╔══

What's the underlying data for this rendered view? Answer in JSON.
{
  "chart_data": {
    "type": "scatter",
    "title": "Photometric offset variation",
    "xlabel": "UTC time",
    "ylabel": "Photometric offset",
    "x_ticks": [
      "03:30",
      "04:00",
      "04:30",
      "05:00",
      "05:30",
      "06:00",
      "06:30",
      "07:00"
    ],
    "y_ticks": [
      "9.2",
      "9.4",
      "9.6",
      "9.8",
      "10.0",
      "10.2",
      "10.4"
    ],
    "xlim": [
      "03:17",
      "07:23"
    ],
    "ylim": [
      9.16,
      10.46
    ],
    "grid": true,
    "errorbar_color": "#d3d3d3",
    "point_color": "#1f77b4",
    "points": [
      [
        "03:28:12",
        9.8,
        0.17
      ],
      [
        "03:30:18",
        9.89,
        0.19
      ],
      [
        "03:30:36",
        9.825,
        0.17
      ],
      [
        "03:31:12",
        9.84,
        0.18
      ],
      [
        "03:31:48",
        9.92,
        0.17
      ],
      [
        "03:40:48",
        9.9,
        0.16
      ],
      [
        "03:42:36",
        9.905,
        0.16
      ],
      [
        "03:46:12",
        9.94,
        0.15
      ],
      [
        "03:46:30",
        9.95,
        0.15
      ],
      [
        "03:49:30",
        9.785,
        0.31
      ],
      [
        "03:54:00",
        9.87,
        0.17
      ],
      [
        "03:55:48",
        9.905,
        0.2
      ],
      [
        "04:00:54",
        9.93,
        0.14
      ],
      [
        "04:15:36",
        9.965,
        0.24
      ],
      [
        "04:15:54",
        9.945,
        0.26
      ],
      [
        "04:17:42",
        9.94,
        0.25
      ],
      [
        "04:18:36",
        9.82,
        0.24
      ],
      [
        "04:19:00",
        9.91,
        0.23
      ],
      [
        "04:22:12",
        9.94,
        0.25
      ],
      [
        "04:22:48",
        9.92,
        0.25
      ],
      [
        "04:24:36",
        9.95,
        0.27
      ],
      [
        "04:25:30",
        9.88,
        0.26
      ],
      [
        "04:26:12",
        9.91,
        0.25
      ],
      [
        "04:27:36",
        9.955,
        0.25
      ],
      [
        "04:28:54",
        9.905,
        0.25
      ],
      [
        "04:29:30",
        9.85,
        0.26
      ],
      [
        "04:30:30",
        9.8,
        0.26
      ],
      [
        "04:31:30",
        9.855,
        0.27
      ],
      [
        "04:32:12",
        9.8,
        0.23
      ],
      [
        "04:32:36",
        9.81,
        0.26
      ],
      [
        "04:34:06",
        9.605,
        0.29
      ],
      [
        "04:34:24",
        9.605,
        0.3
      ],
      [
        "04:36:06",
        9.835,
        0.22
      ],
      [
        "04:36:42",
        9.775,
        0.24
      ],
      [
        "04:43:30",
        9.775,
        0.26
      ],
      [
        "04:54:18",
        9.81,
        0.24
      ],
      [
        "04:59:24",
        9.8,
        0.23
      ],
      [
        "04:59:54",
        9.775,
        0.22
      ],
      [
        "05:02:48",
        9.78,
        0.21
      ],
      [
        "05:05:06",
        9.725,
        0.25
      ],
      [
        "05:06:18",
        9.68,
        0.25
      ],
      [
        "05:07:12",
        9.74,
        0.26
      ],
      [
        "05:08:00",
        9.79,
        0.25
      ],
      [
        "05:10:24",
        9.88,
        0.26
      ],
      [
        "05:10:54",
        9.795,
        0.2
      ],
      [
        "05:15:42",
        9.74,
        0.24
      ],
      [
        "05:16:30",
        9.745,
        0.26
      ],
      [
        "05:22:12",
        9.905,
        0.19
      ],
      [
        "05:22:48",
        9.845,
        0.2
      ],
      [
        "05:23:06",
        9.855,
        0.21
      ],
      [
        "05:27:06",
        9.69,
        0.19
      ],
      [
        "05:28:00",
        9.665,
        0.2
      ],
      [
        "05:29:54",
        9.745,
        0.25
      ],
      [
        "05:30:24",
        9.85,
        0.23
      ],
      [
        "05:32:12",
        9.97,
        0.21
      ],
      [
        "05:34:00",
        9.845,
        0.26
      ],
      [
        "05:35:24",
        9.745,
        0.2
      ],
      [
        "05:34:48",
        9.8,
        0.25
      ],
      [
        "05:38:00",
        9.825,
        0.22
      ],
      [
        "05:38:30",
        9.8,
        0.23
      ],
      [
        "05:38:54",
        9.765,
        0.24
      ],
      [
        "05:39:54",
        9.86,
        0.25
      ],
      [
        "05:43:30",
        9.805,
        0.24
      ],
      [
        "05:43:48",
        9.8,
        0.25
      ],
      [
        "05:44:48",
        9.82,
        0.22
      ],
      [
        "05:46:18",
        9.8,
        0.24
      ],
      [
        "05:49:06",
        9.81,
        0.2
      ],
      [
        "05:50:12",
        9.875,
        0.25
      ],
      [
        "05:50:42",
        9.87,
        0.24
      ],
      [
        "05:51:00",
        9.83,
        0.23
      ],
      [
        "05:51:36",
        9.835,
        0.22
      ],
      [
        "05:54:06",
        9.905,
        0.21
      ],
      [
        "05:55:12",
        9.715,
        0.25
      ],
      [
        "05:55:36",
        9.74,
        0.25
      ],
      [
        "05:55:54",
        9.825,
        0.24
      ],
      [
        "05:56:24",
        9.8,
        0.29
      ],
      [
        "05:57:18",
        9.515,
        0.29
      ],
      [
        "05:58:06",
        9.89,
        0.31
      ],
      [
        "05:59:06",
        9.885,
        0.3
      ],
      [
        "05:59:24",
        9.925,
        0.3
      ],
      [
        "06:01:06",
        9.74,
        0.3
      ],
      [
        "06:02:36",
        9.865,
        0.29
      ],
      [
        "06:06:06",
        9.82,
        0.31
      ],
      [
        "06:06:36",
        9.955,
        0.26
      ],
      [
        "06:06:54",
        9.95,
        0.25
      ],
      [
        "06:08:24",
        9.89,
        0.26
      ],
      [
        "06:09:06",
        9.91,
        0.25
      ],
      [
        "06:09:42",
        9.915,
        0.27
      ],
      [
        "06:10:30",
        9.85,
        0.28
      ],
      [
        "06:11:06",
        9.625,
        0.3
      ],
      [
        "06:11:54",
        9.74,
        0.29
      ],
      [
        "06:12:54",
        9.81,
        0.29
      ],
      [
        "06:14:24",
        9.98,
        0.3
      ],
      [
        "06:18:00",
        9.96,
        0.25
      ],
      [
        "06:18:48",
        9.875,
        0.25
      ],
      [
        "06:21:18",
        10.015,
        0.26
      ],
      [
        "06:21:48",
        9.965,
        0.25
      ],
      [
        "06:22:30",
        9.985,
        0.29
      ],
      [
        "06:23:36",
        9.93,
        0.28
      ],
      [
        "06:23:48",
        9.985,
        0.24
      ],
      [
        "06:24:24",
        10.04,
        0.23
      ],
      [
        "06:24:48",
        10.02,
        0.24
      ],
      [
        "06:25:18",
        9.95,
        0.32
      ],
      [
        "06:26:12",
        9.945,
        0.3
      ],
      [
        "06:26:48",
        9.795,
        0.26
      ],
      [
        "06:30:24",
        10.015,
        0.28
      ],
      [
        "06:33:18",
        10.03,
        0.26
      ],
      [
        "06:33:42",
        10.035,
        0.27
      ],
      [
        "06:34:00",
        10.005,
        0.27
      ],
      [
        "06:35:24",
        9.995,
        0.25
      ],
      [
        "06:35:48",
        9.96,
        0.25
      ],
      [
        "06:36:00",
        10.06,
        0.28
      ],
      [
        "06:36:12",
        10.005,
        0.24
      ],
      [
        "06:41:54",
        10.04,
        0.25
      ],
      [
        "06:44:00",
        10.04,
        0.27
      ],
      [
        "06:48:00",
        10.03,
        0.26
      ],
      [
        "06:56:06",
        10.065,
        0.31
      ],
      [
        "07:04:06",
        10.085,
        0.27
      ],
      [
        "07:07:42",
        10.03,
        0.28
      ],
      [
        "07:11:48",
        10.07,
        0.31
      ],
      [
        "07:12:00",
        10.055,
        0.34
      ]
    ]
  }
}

╚══

TASK DETAILS »
Looking at the data above, how many lines hold the word "Photometric"? Respond with the number alone.

CORRECT OUTPUT »
2